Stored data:
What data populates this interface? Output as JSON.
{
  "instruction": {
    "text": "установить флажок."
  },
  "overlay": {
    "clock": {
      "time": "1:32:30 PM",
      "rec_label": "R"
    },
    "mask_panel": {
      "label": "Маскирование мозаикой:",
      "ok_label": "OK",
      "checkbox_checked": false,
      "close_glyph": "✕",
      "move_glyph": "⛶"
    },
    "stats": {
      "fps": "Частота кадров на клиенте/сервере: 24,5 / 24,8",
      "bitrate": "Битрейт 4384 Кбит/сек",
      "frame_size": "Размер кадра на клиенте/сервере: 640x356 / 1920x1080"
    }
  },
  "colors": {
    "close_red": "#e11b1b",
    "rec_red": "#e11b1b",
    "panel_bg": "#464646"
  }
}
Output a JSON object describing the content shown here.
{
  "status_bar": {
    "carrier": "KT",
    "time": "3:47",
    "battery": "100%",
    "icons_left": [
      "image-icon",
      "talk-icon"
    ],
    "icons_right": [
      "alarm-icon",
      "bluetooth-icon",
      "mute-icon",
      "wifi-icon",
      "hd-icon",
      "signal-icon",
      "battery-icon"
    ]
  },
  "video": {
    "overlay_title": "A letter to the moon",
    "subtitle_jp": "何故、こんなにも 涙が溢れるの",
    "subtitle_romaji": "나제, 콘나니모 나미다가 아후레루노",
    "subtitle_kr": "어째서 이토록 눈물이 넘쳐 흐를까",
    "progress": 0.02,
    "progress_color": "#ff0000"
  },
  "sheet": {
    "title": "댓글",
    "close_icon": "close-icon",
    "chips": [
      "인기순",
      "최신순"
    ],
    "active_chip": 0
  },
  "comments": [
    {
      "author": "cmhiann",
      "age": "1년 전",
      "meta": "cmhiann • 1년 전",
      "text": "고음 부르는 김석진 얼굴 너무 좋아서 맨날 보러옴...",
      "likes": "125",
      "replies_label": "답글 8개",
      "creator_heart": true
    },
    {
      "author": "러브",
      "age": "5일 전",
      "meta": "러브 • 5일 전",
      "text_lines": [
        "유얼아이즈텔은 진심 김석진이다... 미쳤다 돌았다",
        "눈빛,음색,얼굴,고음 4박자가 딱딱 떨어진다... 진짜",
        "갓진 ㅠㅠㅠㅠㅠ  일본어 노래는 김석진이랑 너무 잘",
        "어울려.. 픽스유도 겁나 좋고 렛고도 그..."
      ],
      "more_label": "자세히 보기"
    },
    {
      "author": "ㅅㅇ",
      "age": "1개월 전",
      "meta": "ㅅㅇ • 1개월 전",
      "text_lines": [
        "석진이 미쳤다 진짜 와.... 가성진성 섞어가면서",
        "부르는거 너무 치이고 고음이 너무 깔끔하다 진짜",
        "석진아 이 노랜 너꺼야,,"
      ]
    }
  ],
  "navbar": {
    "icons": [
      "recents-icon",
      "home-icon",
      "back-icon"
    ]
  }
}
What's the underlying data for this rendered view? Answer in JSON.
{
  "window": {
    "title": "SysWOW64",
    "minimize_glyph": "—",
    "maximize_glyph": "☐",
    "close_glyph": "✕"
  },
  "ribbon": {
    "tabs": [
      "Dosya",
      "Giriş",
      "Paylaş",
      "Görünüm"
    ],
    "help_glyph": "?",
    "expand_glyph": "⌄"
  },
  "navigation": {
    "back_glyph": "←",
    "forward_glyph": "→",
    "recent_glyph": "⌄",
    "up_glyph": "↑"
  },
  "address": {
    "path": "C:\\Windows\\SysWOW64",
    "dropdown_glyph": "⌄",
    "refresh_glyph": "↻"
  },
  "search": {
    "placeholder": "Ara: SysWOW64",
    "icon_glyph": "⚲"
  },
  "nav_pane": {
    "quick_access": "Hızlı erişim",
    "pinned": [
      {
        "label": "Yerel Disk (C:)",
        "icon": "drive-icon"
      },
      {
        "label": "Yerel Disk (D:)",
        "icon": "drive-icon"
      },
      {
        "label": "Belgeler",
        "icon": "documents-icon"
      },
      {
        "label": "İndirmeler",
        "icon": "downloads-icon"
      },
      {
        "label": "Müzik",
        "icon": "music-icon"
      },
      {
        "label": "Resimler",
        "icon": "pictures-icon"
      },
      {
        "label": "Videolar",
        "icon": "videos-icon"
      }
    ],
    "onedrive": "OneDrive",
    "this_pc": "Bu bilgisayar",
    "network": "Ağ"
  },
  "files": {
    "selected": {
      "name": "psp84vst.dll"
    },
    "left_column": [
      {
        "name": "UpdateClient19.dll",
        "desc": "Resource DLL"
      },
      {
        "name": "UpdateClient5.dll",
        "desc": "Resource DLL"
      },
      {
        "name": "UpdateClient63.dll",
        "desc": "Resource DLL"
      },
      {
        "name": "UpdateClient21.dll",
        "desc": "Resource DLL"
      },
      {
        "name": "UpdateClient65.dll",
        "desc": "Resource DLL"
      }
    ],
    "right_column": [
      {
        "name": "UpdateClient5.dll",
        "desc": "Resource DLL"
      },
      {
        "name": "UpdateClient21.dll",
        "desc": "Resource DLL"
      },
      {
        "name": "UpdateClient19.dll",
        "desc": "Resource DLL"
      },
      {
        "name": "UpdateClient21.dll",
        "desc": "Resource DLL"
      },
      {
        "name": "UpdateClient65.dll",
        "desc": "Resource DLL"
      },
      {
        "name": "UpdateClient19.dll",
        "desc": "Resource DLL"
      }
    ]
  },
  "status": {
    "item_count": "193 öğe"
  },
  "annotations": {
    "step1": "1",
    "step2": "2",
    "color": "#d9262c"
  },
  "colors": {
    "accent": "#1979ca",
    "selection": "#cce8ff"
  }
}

Work to complete
Copy every record exactly, with nothing added or dropped.

Written solution
What data populates this interface? Output as JSON.
{
  "instruction": {
    "text": "установить флажок."
  },
  "overlay": {
    "clock": {
      "time": "1:32:30 PM",
      "rec_label": "R"
    },
    "mask_panel": {
      "label": "Маскирование мозаикой:",
      "ok_label": "OK",
      "checkbox_checked": false,
      "close_glyph": "✕",
      "move_glyph": "⛶"
    },
    "stats": {
      "fps": "Частота кадров на клиенте/сервере: 24,5 / 24,8",
      "bitrate": "Битрейт 4384 Кбит/сек",
      "frame_size": "Размер кадра на клиенте/сервере: 640x356 / 1920x1080"
    }
  },
  "colors": {
    "close_red": "#e11b1b",
    "rec_red": "#e11b1b",
    "panel_bg": "#464646"
  }
}
Output a JSON object describing the content shown here.
{
  "status_bar": {
    "carrier": "KT",
    "time": "3:47",
    "battery": "100%",
    "icons_left": [
      "image-icon",
      "talk-icon"
    ],
    "icons_right": [
      "alarm-icon",
      "bluetooth-icon",
      "mute-icon",
      "wifi-icon",
      "hd-icon",
      "signal-icon",
      "battery-icon"
    ]
  },
  "video": {
    "overlay_title": "A letter to the moon",
    "subtitle_jp": "何故、こんなにも 涙が溢れるの",
    "subtitle_romaji": "나제, 콘나니모 나미다가 아후레루노",
    "subtitle_kr": "어째서 이토록 눈물이 넘쳐 흐를까",
    "progress": 0.02,
    "progress_color": "#ff0000"
  },
  "sheet": {
    "title": "댓글",
    "close_icon": "close-icon",
    "chips": [
      "인기순",
      "최신순"
    ],
    "active_chip": 0
  },
  "comments": [
    {
      "author": "cmhiann",
      "age": "1년 전",
      "meta": "cmhiann • 1년 전",
      "text": "고음 부르는 김석진 얼굴 너무 좋아서 맨날 보러옴...",
      "likes": "125",
      "replies_label": "답글 8개",
      "creator_heart": true
    },
    {
      "author": "러브",
      "age": "5일 전",
      "meta": "러브 • 5일 전",
      "text_lines": [
        "유얼아이즈텔은 진심 김석진이다... 미쳤다 돌았다",
        "눈빛,음색,얼굴,고음 4박자가 딱딱 떨어진다... 진짜",
        "갓진 ㅠㅠㅠㅠㅠ  일본어 노래는 김석진이랑 너무 잘",
        "어울려.. 픽스유도 겁나 좋고 렛고도 그..."
      ],
      "more_label": "자세히 보기"
    },
    {
      "author": "ㅅㅇ",
      "age": "1개월 전",
      "meta": "ㅅㅇ • 1개월 전",
      "text_lines": [
        "석진이 미쳤다 진짜 와.... 가성진성 섞어가면서",
        "부르는거 너무 치이고 고음이 너무 깔끔하다 진짜",
        "석진아 이 노랜 너꺼야,,"
      ]
    }
  ],
  "navbar": {
    "icons": [
      "recents-icon",
      "home-icon",
      "back-icon"
    ]
  }
}
What's the underlying data for this rendered view? Answer in JSON.
{
  "window": {
    "title": "SysWOW64",
    "minimize_glyph": "—",
    "maximize_glyph": "☐",
    "close_glyph": "✕"
  },
  "ribbon": {
    "tabs": [
      "Dosya",
      "Giriş",
      "Paylaş",
      "Görünüm"
    ],
    "help_glyph": "?",
    "expand_glyph": "⌄"
  },
  "navigation": {
    "back_glyph": "←",
    "forward_glyph": "→",
    "recent_glyph": "⌄",
    "up_glyph": "↑"
  },
  "address": {
    "path": "C:\\Windows\\SysWOW64",
    "dropdown_glyph": "⌄",
    "refresh_glyph": "↻"
  },
  "search": {
    "placeholder": "Ara: SysWOW64",
    "icon_glyph": "⚲"
  },
  "nav_pane": {
    "quick_access": "Hızlı erişim",
    "pinned": [
      {
        "label": "Yerel Disk (C:)",
        "icon": "drive-icon"
      },
      {
        "label": "Yerel Disk (D:)",
        "icon": "drive-icon"
      },
      {
        "label": "Belgeler",
        "icon": "documents-icon"
      },
      {
        "label": "İndirmeler",
        "icon": "downloads-icon"
      },
      {
        "label": "Müzik",
        "icon": "music-icon"
      },
      {
        "label": "Resimler",
        "icon": "pictures-icon"
      },
      {
        "label": "Videolar",
        "icon": "videos-icon"
      }
    ],
    "onedrive": "OneDrive",
    "this_pc": "Bu bilgisayar",
    "network": "Ağ"
  },
  "files": {
    "selected": {
      "name": "psp84vst.dll"
    },
    "left_column": [
      {
        "name": "UpdateClient19.dll",
        "desc": "Resource DLL"
      },
      {
        "name": "UpdateClient5.dll",
        "desc": "Resource DLL"
      },
      {
        "name": "UpdateClient63.dll",
        "desc": "Resource DLL"
      },
      {
        "name": "UpdateClient21.dll",
        "desc": "Resource DLL"
      },
      {
        "name": "UpdateClient65.dll",
        "desc": "Resource DLL"
      }
    ],
    "right_column": [
      {
        "name": "UpdateClient5.dll",
        "desc": "Resource DLL"
      },
      {
        "name": "UpdateClient21.dll",
        "desc": "Resource DLL"
      },
      {
        "name": "UpdateClient19.dll",
        "desc": "Resource DLL"
      },
      {
        "name": "UpdateClient21.dll",
        "desc": "Resource DLL"
      },
      {
        "name": "UpdateClient65.dll",
        "desc": "Resource DLL"
      },
      {
        "name": "UpdateClient19.dll",
        "desc": "Resource DLL"
      }
    ]
  },
  "status": {
    "item_count": "193 öğe"
  },
  "annotations": {
    "step1": "1",
    "step2": "2",
    "color": "#d9262c"
  },
  "colors": {
    "accent": "#1979ca",
    "selection": "#cce8ff"
  }
}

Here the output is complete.